--- Exercise ---
Give a verbatim quotation of every record.

Recorded data:
>>>

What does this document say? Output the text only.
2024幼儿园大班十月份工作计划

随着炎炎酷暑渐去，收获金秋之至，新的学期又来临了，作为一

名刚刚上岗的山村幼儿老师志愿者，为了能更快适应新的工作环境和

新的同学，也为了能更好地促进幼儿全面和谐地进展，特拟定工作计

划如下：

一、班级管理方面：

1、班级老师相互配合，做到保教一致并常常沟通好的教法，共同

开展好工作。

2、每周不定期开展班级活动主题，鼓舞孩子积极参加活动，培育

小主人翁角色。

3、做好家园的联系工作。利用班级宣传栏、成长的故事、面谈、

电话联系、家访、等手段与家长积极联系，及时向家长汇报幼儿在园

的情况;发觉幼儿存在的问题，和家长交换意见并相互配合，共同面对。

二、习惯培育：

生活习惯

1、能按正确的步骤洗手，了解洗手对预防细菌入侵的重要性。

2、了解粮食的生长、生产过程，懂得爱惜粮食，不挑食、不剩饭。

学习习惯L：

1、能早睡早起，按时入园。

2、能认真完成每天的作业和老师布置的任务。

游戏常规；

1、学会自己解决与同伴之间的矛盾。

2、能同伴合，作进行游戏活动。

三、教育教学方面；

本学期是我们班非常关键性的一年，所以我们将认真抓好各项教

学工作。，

<<<

--- Solution to this task ---
What does this document say? Output the text only.
2024幼儿园大班十月份工作计划

随着炎炎酷暑渐去，收获金秋之至，新的学期又来临了，作为一

名刚刚上岗的山村幼儿老师志愿者，为了能更快适应新的工作环境和

新的同学，也为了能更好地促进幼儿全面和谐地进展，特拟定工作计

划如下：

一、班级管理方面：

1、班级老师相互配合，做到保教一致并常常沟通好的教法，共同

开展好工作。

2、每周不定期开展班级活动主题，鼓舞孩子积极参加活动，培育

小主人翁角色。

3、做好家园的联系工作。利用班级宣传栏、成长的故事、面谈、

电话联系、家访、等手段与家长积极联系，及时向家长汇报幼儿在园

的情况;发觉幼儿存在的问题，和家长交换意见并相互配合，共同面对。

二、习惯培育：

生活习惯

1、能按正确的步骤洗手，了解洗手对预防细菌入侵的重要性。

2、了解粮食的生长、生产过程，懂得爱惜粮食，不挑食、不剩饭。

学习习惯L：

1、能早睡早起，按时入园。

2、能认真完成每天的作业和老师布置的任务。

游戏常规；

1、学会自己解决与同伴之间的矛盾。

2、能同伴合，作进行游戏活动。

三、教育教学方面；

本学期是我们班非常关键性的一年，所以我们将认真抓好各项教

学工作。，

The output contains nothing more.